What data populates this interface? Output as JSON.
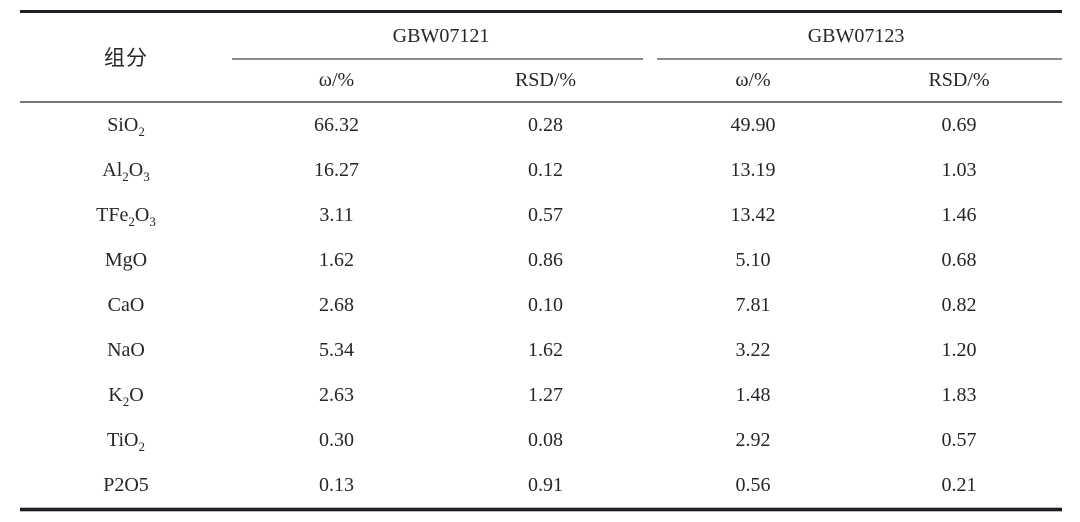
{
  "table": {
    "corner_label": "组分",
    "groups": [
      {
        "label": "GBW07121",
        "subcols": [
          "ω/%",
          "RSD/%"
        ]
      },
      {
        "label": "GBW07123",
        "subcols": [
          "ω/%",
          "RSD/%"
        ]
      }
    ],
    "rows": [
      {
        "component": [
          [
            "SiO",
            false
          ],
          [
            "2",
            true
          ]
        ],
        "values": [
          "66.32",
          "0.28",
          "49.90",
          "0.69"
        ]
      },
      {
        "component": [
          [
            "Al",
            false
          ],
          [
            "2",
            true
          ],
          [
            "O",
            false
          ],
          [
            "3",
            true
          ]
        ],
        "values": [
          "16.27",
          "0.12",
          "13.19",
          "1.03"
        ]
      },
      {
        "component": [
          [
            "TFe",
            false
          ],
          [
            "2",
            true
          ],
          [
            "O",
            false
          ],
          [
            "3",
            true
          ]
        ],
        "values": [
          "3.11",
          "0.57",
          "13.42",
          "1.46"
        ]
      },
      {
        "component": [
          [
            "MgO",
            false
          ]
        ],
        "values": [
          "1.62",
          "0.86",
          "5.10",
          "0.68"
        ]
      },
      {
        "component": [
          [
            "CaO",
            false
          ]
        ],
        "values": [
          "2.68",
          "0.10",
          "7.81",
          "0.82"
        ]
      },
      {
        "component": [
          [
            "NaO",
            false
          ]
        ],
        "values": [
          "5.34",
          "1.62",
          "3.22",
          "1.20"
        ]
      },
      {
        "component": [
          [
            "K",
            false
          ],
          [
            "2",
            true
          ],
          [
            "O",
            false
          ]
        ],
        "values": [
          "2.63",
          "1.27",
          "1.48",
          "1.83"
        ]
      },
      {
        "component": [
          [
            "TiO",
            false
          ],
          [
            "2",
            true
          ]
        ],
        "values": [
          "0.30",
          "0.08",
          "2.92",
          "0.57"
        ]
      },
      {
        "component": [
          [
            "P2O5",
            false
          ]
        ],
        "values": [
          "0.13",
          "0.91",
          "0.56",
          "0.21"
        ]
      }
    ]
  },
  "chart_data": {
    "type": "table",
    "columns": [
      "组分",
      "GBW07121 ω/%",
      "GBW07121 RSD/%",
      "GBW07123 ω/%",
      "GBW07123 RSD/%"
    ],
    "rows": [
      [
        "SiO2",
        66.32,
        0.28,
        49.9,
        0.69
      ],
      [
        "Al2O3",
        16.27,
        0.12,
        13.19,
        1.03
      ],
      [
        "TFe2O3",
        3.11,
        0.57,
        13.42,
        1.46
      ],
      [
        "MgO",
        1.62,
        0.86,
        5.1,
        0.68
      ],
      [
        "CaO",
        2.68,
        0.1,
        7.81,
        0.82
      ],
      [
        "NaO",
        5.34,
        1.62,
        3.22,
        1.2
      ],
      [
        "K2O",
        2.63,
        1.27,
        1.48,
        1.83
      ],
      [
        "TiO2",
        0.3,
        0.08,
        2.92,
        0.57
      ],
      [
        "P2O5",
        0.13,
        0.91,
        0.56,
        0.21
      ]
    ]
  },
  "colors": {
    "rule_dark": "#1e1e24",
    "rule_header": "#76767a",
    "rule_group": "#8c8c8c",
    "text": "#26262c",
    "background": "#ffffff"
  }
}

◆ ◆ ◆ ◆ ◆ ◆ ◆

▶ **STATED TASK**:
Skip the pictures, then retype every line above exactly.

▶ **FINAL RESULT**:
What data populates this interface? Output as JSON.
{
  "table": {
    "corner_label": "组分",
    "groups": [
      {
        "label": "GBW07121",
        "subcols": [
          "ω/%",
          "RSD/%"
        ]
      },
      {
        "label": "GBW07123",
        "subcols": [
          "ω/%",
          "RSD/%"
        ]
      }
    ],
    "rows": [
      {
        "component": [
          [
            "SiO",
            false
          ],
          [
            "2",
            true
          ]
        ],
        "values": [
          "66.32",
          "0.28",
          "49.90",
          "0.69"
        ]
      },
      {
        "component": [
          [
            "Al",
            false
          ],
          [
            "2",
            true
          ],
          [
            "O",
            false
          ],
          [
            "3",
            true
          ]
        ],
        "values": [
          "16.27",
          "0.12",
          "13.19",
          "1.03"
        ]
      },
      {
        "component": [
          [
            "TFe",
            false
          ],
          [
            "2",
            true
          ],
          [
            "O",
            false
          ],
          [
            "3",
            true
          ]
        ],
        "values": [
          "3.11",
          "0.57",
          "13.42",
          "1.46"
        ]
      },
      {
        "component": [
          [
            "MgO",
            false
          ]
        ],
        "values": [
          "1.62",
          "0.86",
          "5.10",
          "0.68"
        ]
      },
      {
        "component": [
          [
            "CaO",
            false
          ]
        ],
        "values": [
          "2.68",
          "0.10",
          "7.81",
          "0.82"
        ]
      },
      {
        "component": [
          [
            "NaO",
            false
          ]
        ],
        "values": [
          "5.34",
          "1.62",
          "3.22",
          "1.20"
        ]
      },
      {
        "component": [
          [
            "K",
            false
          ],
          [
            "2",
            true
          ],
          [
            "O",
            false
          ]
        ],
        "values": [
          "2.63",
          "1.27",
          "1.48",
          "1.83"
        ]
      },
      {
        "component": [
          [
            "TiO",
            false
          ],
          [
            "2",
            true
          ]
        ],
        "values": [
          "0.30",
          "0.08",
          "2.92",
          "0.57"
        ]
      },
      {
        "component": [
          [
            "P2O5",
            false
          ]
        ],
        "values": [
          "0.13",
          "0.91",
          "0.56",
          "0.21"
        ]
      }
    ]
  },
  "chart_data": {
    "type": "table",
    "columns": [
      "组分",
      "GBW07121 ω/%",
      "GBW07121 RSD/%",
      "GBW07123 ω/%",
      "GBW07123 RSD/%"
    ],
    "rows": [
      [
        "SiO2",
        66.32,
        0.28,
        49.9,
        0.69
      ],
      [
        "Al2O3",
        16.27,
        0.12,
        13.19,
        1.03
      ],
      [
        "TFe2O3",
        3.11,
        0.57,
        13.42,
        1.46
      ],
      [
        "MgO",
        1.62,
        0.86,
        5.1,
        0.68
      ],
      [
        "CaO",
        2.68,
        0.1,
        7.81,
        0.82
      ],
      [
        "NaO",
        5.34,
        1.62,
        3.22,
        1.2
      ],
      [
        "K2O",
        2.63,
        1.27,
        1.48,
        1.83
      ],
      [
        "TiO2",
        0.3,
        0.08,
        2.92,
        0.57
      ],
      [
        "P2O5",
        0.13,
        0.91,
        0.56,
        0.21
      ]
    ]
  },
  "colors": {
    "rule_dark": "#1e1e24",
    "rule_header": "#76767a",
    "rule_group": "#8c8c8c",
    "text": "#26262c",
    "background": "#ffffff"
  }
}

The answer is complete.